══ The input ══
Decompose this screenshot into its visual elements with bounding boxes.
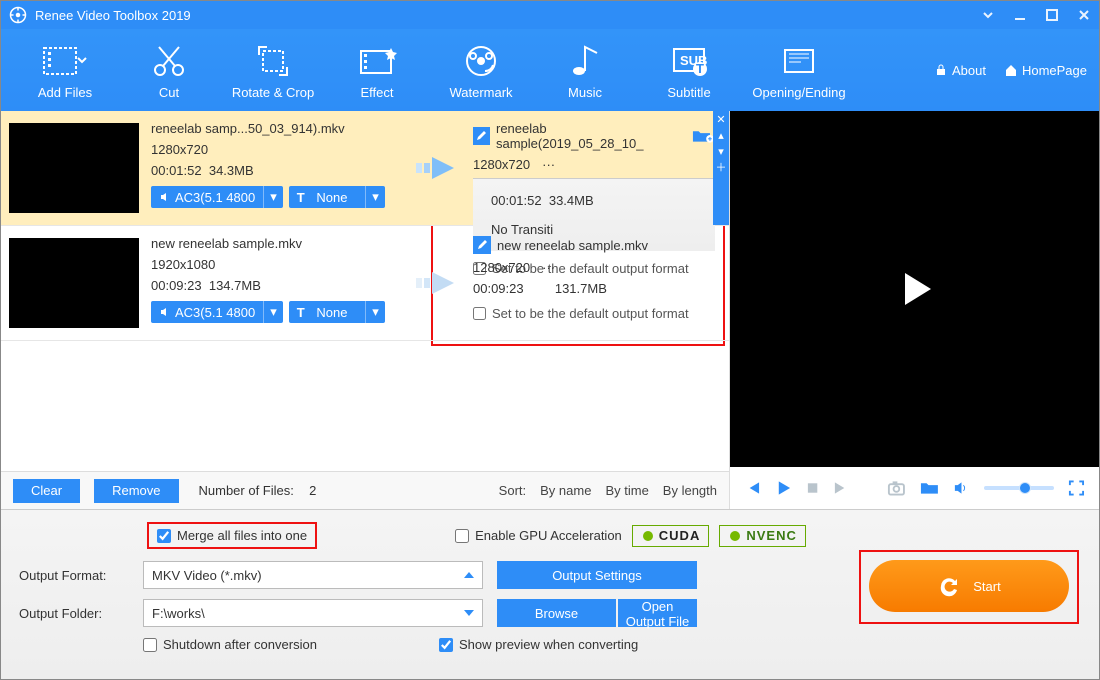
row-down-icon[interactable]: ▾ [718, 145, 724, 159]
row-add-icon[interactable]: ＋ [716, 161, 727, 175]
open-folder-icon[interactable] [920, 480, 939, 496]
minimize-icon[interactable] [1013, 8, 1027, 22]
output-settings-button[interactable]: Output Settings [497, 561, 697, 589]
row-side-controls: ✕ ▴ ▾ ＋ [713, 111, 729, 225]
preview-checkbox[interactable] [439, 638, 453, 652]
tool-add-files[interactable]: Add Files [13, 41, 117, 100]
shutdown-checkbox[interactable] [143, 638, 157, 652]
sort-by-length[interactable]: By length [663, 483, 717, 498]
sort-by-name[interactable]: By name [540, 483, 591, 498]
open-output-folder-button[interactable]: Open Output File [618, 599, 697, 627]
svg-text:T: T [696, 61, 704, 76]
bottom-panel: Merge all files into one Enable GPU Acce… [1, 509, 1099, 679]
output-format-combo[interactable]: MKV Video (*.mkv) [143, 561, 483, 589]
clear-button[interactable]: Clear [13, 479, 80, 503]
about-link[interactable]: About [934, 63, 986, 78]
file-name: new reneelab sample.mkv [151, 236, 403, 251]
dropdown-icon[interactable] [981, 8, 995, 22]
file-dimensions: 1920x1080 [151, 257, 403, 272]
more-icon[interactable]: ··· [542, 260, 555, 275]
file-count: 2 [309, 483, 316, 498]
prev-icon[interactable] [744, 479, 761, 497]
gpu-checkbox[interactable] [455, 529, 469, 543]
arrow-icon [407, 226, 467, 340]
row-up-icon[interactable]: ▴ [718, 129, 724, 143]
tool-music[interactable]: Music [533, 41, 637, 100]
file-list-pane: reneelab samp...50_03_914).mkv 1280x720 … [1, 111, 729, 509]
more-icon[interactable]: ··· [542, 157, 555, 172]
volume-slider[interactable] [984, 486, 1054, 490]
app-logo-icon [9, 6, 27, 24]
merge-checkbox[interactable] [157, 529, 171, 543]
thumbnail [9, 123, 139, 213]
tool-subtitle[interactable]: SUBT Subtitle [637, 41, 741, 100]
app-title: Renee Video Toolbox 2019 [35, 8, 973, 23]
cuda-badge: CUDA [632, 525, 710, 547]
tool-opening-ending[interactable]: Opening/Ending [741, 41, 857, 100]
edit-output-icon[interactable] [473, 236, 491, 254]
browse-button[interactable]: Browse [497, 599, 616, 627]
output-name: reneelab sample(2019_05_28_10_ [496, 121, 686, 151]
audio-badge[interactable]: AC3(5.1 4800▾ [151, 186, 283, 208]
start-button[interactable]: Start [869, 560, 1069, 612]
next-icon[interactable] [833, 479, 850, 497]
subtitle-badge[interactable]: T None▾ [289, 186, 385, 208]
snapshot-icon[interactable] [887, 479, 906, 497]
thumbnail [9, 238, 139, 328]
preview-video[interactable] [730, 111, 1099, 467]
fullscreen-icon[interactable] [1068, 479, 1085, 497]
arrow-icon [407, 111, 467, 225]
play-icon[interactable] [775, 479, 792, 497]
maximize-icon[interactable] [1045, 8, 1059, 22]
output-folder-label: Output Folder: [19, 606, 129, 621]
file-row[interactable]: new reneelab sample.mkv 1920x1080 00:09:… [1, 226, 729, 341]
output-name: new reneelab sample.mkv [497, 238, 648, 253]
close-icon[interactable] [1077, 8, 1091, 22]
nvenc-badge: NVENC [719, 525, 806, 547]
tool-watermark[interactable]: Watermark [429, 41, 533, 100]
play-large-icon [893, 267, 937, 311]
file-row[interactable]: reneelab samp...50_03_914).mkv 1280x720 … [1, 111, 729, 226]
remove-button[interactable]: Remove [94, 479, 178, 503]
title-bar: Renee Video Toolbox 2019 [1, 1, 1099, 29]
stop-icon[interactable] [806, 481, 819, 495]
sort-by-time[interactable]: By time [605, 483, 648, 498]
output-folder-combo[interactable]: F:\works\ [143, 599, 483, 627]
subtitle-badge[interactable]: T None▾ [289, 301, 385, 323]
folder-add-icon[interactable] [692, 128, 715, 144]
row-close-icon[interactable]: ✕ [716, 113, 725, 127]
refresh-icon [937, 574, 961, 598]
speaker-icon [159, 191, 171, 203]
preview-pane [729, 111, 1099, 509]
list-footer: Clear Remove Number of Files: 2 Sort: By… [1, 471, 729, 509]
speaker-icon [159, 306, 171, 318]
default-format-checkbox[interactable] [473, 307, 486, 320]
file-name: reneelab samp...50_03_914).mkv [151, 121, 403, 136]
homepage-link[interactable]: HomePage [1004, 63, 1087, 78]
output-format-label: Output Format: [19, 568, 129, 583]
file-dimensions: 1280x720 [151, 142, 403, 157]
tool-effect[interactable]: Effect [325, 41, 429, 100]
volume-icon[interactable] [953, 480, 970, 496]
tool-cut[interactable]: Cut [117, 41, 221, 100]
preview-controls [730, 467, 1099, 509]
audio-badge[interactable]: AC3(5.1 4800▾ [151, 301, 283, 323]
home-icon [1004, 63, 1018, 77]
main-toolbar: Add Files Cut Rotate & Crop Effect Water… [1, 29, 1099, 111]
tool-rotate-crop[interactable]: Rotate & Crop [221, 41, 325, 100]
edit-output-icon[interactable] [473, 127, 490, 145]
lock-icon [934, 63, 948, 77]
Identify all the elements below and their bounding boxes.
═══
■ **Task statement**
Can you turn every line of the records above into a Markdown table with the columns Row and Entry, skipping blank lines and leaving out the pictures?

■ **Result**
| Row | Entry |
|---|---|
| 1 | Decompose this screenshot into its visual elements with bounding boxes. |
| 2 | row-down-icon[interactable]: ▾ [718, 145, 724, 159] |
| 3 | row-add-icon[interactable]: ＋ [716, 161, 727, 175] |
| 4 | open-folder-icon[interactable] [920, 480, 939, 496] |
| 5 | minimize-icon[interactable] [1013, 8, 1027, 22] |
| 6 | output-settings-button[interactable]: Output Settings [497, 561, 697, 589] |
| 7 | row-side-controls: ✕ ▴ ▾ ＋ [713, 111, 729, 225] |
| 8 | preview-checkbox[interactable] [439, 638, 453, 652] |
| 9 | tool-add-files[interactable]: Add Files [13, 41, 117, 100] |
| 10 | shutdown-checkbox[interactable] [143, 638, 157, 652] |
| 11 | sort-by-length[interactable]: By length [663, 483, 717, 498] |
| 12 | sort-by-name[interactable]: By name [540, 483, 591, 498] |
| 13 | open-output-folder-button[interactable]: Open Output File [618, 599, 697, 627] |
| 14 | svg-text:T: T [696, 61, 704, 76] |
| 15 | bottom-panel: Merge all files into one Enable GPU Acce… [1, 509, 1099, 679] |
| 16 | output-format-combo[interactable]: MKV Video (*.mkv) [143, 561, 483, 589] |
| 17 | clear-button[interactable]: Clear [13, 479, 80, 503] |
| 18 | about-link[interactable]: About [934, 63, 986, 78] |
| 19 | file-name: new reneelab sample.mkv [151, 236, 403, 251] |
| 20 | dropdown-icon[interactable] [981, 8, 995, 22] |
| 21 | file-dimensions: 1920x1080 [151, 257, 403, 272] |
| 22 | more-icon[interactable]: ··· [542, 260, 555, 275] |
| 23 | file-count: 2 [309, 483, 316, 498] |
| 24 | prev-icon[interactable] [744, 479, 761, 497] |
| 25 | gpu-checkbox[interactable] [455, 529, 469, 543] |
| 26 | arrow-icon [407, 226, 467, 340] |
| 27 | row-up-icon[interactable]: ▴ [718, 129, 724, 143] |
| 28 | tool-music[interactable]: Music [533, 41, 637, 100] |
| 29 | file-list-pane: reneelab samp...50_03_914).mkv 1280x720 … [1, 111, 729, 509] |
| 30 | more-icon[interactable]: ··· [542, 157, 555, 172] |
| 31 | volume-slider[interactable] [984, 486, 1054, 490] |
| 32 | app-logo-icon [9, 6, 27, 24] |
| 33 | merge-checkbox[interactable] [157, 529, 171, 543] |
| 34 | thumbnail [9, 123, 139, 213] |
| 35 | tool-subtitle[interactable]: SUBT Subtitle [637, 41, 741, 100] |
| 36 | app-title: Renee Video Toolbox 2019 [35, 8, 973, 23] |
| 37 | cuda-badge: CUDA [632, 525, 710, 547] |
| 38 | tool-opening-ending[interactable]: Opening/Ending [741, 41, 857, 100] |
| 39 | edit-output-icon[interactable] [473, 236, 491, 254] |
| 40 | browse-button[interactable]: Browse [497, 599, 616, 627] |
| 41 | output-name: reneelab sample(2019_05_28_10_ [496, 121, 686, 151] |
| 42 | audio-badge[interactable]: AC3(5.1 4800▾ [151, 186, 283, 208] |
| 43 | start-button[interactable]: Start [869, 560, 1069, 612] |
| 44 | next-icon[interactable] [833, 479, 850, 497] |
| 45 | subtitle-badge[interactable]: T None▾ [289, 186, 385, 208] |
| 46 | snapshot-icon[interactable] [887, 479, 906, 497] |
| 47 | thumbnail [9, 238, 139, 328] |
| 48 | preview-video[interactable] [730, 111, 1099, 467] |
| 49 | fullscreen-icon[interactable] [1068, 479, 1085, 497] |
| 50 | arrow-icon [407, 111, 467, 225] |
| 51 | play-icon[interactable] [775, 479, 792, 497] |
| 52 | maximize-icon[interactable] [1045, 8, 1059, 22] |
| 53 | output-folder-label: Output Folder: [19, 606, 129, 621] |
| 54 | file-row[interactable]: new reneelab sample.mkv 1920x1080 00:09:… [1, 226, 729, 341] |
| 55 | output-name: new reneelab sample.mkv [497, 238, 648, 253] |
| 56 | close-icon[interactable] [1077, 8, 1091, 22] |
| 57 | nvenc-badge: NVENC [719, 525, 806, 547] |
| 58 | tool-watermark[interactable]: Watermark [429, 41, 533, 100] |
| 59 | play-large-icon [893, 267, 937, 311] |
| 60 | file-row[interactable]: reneelab samp...50_03_914).mkv 1280x720 … [1, 111, 729, 226] |
| 61 | remove-button[interactable]: Remove [94, 479, 178, 503] |
| 62 | title-bar: Renee Video Toolbox 2019 [1, 1, 1099, 29] |
| 63 | stop-icon[interactable] [806, 481, 819, 495] |
| 64 | sort-by-time[interactable]: By time [605, 483, 648, 498] |
| 65 | output-folder-combo[interactable]: F:\works\ [143, 599, 483, 627] |
| 66 | subtitle-badge[interactable]: T None▾ [289, 301, 385, 323] |
| 67 | folder-add-icon[interactable] [692, 128, 715, 144] |
| 68 | row-close-icon[interactable]: ✕ [716, 113, 725, 127] |
| 69 | refresh-icon [937, 574, 961, 598] |
| 70 | speaker-icon [159, 191, 171, 203] |
| 71 | preview-pane [729, 111, 1099, 509] |
| 72 | list-footer: Clear Remove Number of Files: 2 Sort: By… [1, 471, 729, 509] |
| 73 | speaker-icon [159, 306, 171, 318] |
| 74 | default-format-checkbox[interactable] [473, 307, 486, 320] |
| 75 | file-name: reneelab samp...50_03_914).mkv [151, 121, 403, 136] |
| 76 | homepage-link[interactable]: HomePage [1004, 63, 1087, 78] |
| 77 | output-format-label: Output Format: [19, 568, 129, 583] |
| 78 | file-dimensions: 1280x720 [151, 142, 403, 157] |
| 79 | tool-effect[interactable]: Effect [325, 41, 429, 100] |
| 80 | volume-icon[interactable] [953, 480, 970, 496] |
| 81 | tool-cut[interactable]: Cut [117, 41, 221, 100] |
| 82 | preview-controls [730, 467, 1099, 509] |
| 83 | audio-badge[interactable]: AC3(5.1 4800▾ [151, 301, 283, 323] |
| 84 | home-icon [1004, 63, 1018, 77] |
| 85 | main-toolbar: Add Files Cut Rotate & Crop Effect Water… [1, 29, 1099, 111] |
| 86 | tool-rotate-crop[interactable]: Rotate & Crop [221, 41, 325, 100] |
| 87 | edit-output-icon[interactable] [473, 127, 490, 145] |
| 88 | lock-icon [934, 63, 948, 77] |
| 89 | Identify all the elements below and their bounding boxes. |